- _Problem to solve_: Repeat each entry in full, exactly.

- _Data supplied_:
------------------------------------------------------------
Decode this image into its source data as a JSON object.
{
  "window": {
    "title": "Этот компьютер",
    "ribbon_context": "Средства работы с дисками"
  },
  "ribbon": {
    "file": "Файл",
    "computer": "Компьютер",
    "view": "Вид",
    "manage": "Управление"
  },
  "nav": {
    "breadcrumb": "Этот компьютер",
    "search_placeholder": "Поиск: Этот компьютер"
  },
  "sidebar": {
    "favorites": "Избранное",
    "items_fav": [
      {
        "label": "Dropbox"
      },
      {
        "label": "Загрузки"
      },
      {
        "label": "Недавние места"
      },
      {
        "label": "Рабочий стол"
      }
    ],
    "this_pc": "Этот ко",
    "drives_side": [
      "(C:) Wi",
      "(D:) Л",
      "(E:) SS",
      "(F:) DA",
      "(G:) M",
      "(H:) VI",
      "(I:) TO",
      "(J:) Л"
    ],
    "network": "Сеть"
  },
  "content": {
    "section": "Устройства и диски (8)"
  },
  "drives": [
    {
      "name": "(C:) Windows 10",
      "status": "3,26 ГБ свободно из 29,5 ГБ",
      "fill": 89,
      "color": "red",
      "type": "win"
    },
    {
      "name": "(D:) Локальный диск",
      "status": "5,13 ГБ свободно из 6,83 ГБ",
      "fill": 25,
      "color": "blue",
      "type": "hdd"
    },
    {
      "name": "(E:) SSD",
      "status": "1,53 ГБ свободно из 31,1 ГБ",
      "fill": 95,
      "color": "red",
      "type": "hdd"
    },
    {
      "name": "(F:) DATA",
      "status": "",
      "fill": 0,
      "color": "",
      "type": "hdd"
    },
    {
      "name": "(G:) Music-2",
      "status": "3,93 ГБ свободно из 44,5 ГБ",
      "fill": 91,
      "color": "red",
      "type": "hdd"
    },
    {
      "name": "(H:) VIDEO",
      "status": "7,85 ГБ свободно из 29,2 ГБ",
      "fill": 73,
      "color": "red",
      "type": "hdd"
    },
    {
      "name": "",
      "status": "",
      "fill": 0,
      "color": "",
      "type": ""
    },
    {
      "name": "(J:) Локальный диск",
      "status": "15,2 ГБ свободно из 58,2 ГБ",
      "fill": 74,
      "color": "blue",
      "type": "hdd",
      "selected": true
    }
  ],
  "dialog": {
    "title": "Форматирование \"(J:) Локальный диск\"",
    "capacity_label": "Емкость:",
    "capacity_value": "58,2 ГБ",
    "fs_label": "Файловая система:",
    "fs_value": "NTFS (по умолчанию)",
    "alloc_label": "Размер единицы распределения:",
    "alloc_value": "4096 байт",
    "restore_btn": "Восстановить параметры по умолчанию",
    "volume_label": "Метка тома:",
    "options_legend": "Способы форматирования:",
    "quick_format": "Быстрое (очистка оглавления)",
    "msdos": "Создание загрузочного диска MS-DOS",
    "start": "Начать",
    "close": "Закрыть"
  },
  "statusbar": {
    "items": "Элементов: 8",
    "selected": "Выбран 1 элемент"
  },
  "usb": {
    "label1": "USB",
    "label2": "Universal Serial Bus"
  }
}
------------------------------------------------------------
- _Complete output_:
Decode this image into its source data as a JSON object.
{
  "window": {
    "title": "Этот компьютер",
    "ribbon_context": "Средства работы с дисками"
  },
  "ribbon": {
    "file": "Файл",
    "computer": "Компьютер",
    "view": "Вид",
    "manage": "Управление"
  },
  "nav": {
    "breadcrumb": "Этот компьютер",
    "search_placeholder": "Поиск: Этот компьютер"
  },
  "sidebar": {
    "favorites": "Избранное",
    "items_fav": [
      {
        "label": "Dropbox"
      },
      {
        "label": "Загрузки"
      },
      {
        "label": "Недавние места"
      },
      {
        "label": "Рабочий стол"
      }
    ],
    "this_pc": "Этот ко",
    "drives_side": [
      "(C:) Wi",
      "(D:) Л",
      "(E:) SS",
      "(F:) DA",
      "(G:) M",
      "(H:) VI",
      "(I:) TO",
      "(J:) Л"
    ],
    "network": "Сеть"
  },
  "content": {
    "section": "Устройства и диски (8)"
  },
  "drives": [
    {
      "name": "(C:) Windows 10",
      "status": "3,26 ГБ свободно из 29,5 ГБ",
      "fill": 89,
      "color": "red",
      "type": "win"
    },
    {
      "name": "(D:) Локальный диск",
      "status": "5,13 ГБ свободно из 6,83 ГБ",
      "fill": 25,
      "color": "blue",
      "type": "hdd"
    },
    {
      "name": "(E:) SSD",
      "status": "1,53 ГБ свободно из 31,1 ГБ",
      "fill": 95,
      "color": "red",
      "type": "hdd"
    },
    {
      "name": "(F:) DATA",
      "status": "",
      "fill": 0,
      "color": "",
      "type": "hdd"
    },
    {
      "name": "(G:) Music-2",
      "status": "3,93 ГБ свободно из 44,5 ГБ",
      "fill": 91,
      "color": "red",
      "type": "hdd"
    },
    {
      "name": "(H:) VIDEO",
      "status": "7,85 ГБ свободно из 29,2 ГБ",
      "fill": 73,
      "color": "red",
      "type": "hdd"
    },
    {
      "name": "",
      "status": "",
      "fill": 0,
      "color": "",
      "type": ""
    },
    {
      "name": "(J:) Локальный диск",
      "status": "15,2 ГБ свободно из 58,2 ГБ",
      "fill": 74,
      "color": "blue",
      "type": "hdd",
      "selected": true
    }
  ],
  "dialog": {
    "title": "Форматирование \"(J:) Локальный диск\"",
    "capacity_label": "Емкость:",
    "capacity_value": "58,2 ГБ",
    "fs_label": "Файловая система:",
    "fs_value": "NTFS (по умолчанию)",
    "alloc_label": "Размер единицы распределения:",
    "alloc_value": "4096 байт",
    "restore_btn": "Восстановить параметры по умолчанию",
    "volume_label": "Метка тома:",
    "options_legend": "Способы форматирования:",
    "quick_format": "Быстрое (очистка оглавления)",
    "msdos": "Создание загрузочного диска MS-DOS",
    "start": "Начать",
    "close": "Закрыть"
  },
  "statusbar": {
    "items": "Элементов: 8",
    "selected": "Выбран 1 элемент"
  },
  "usb": {
    "label1": "USB",
    "label2": "Universal Serial Bus"
  }
}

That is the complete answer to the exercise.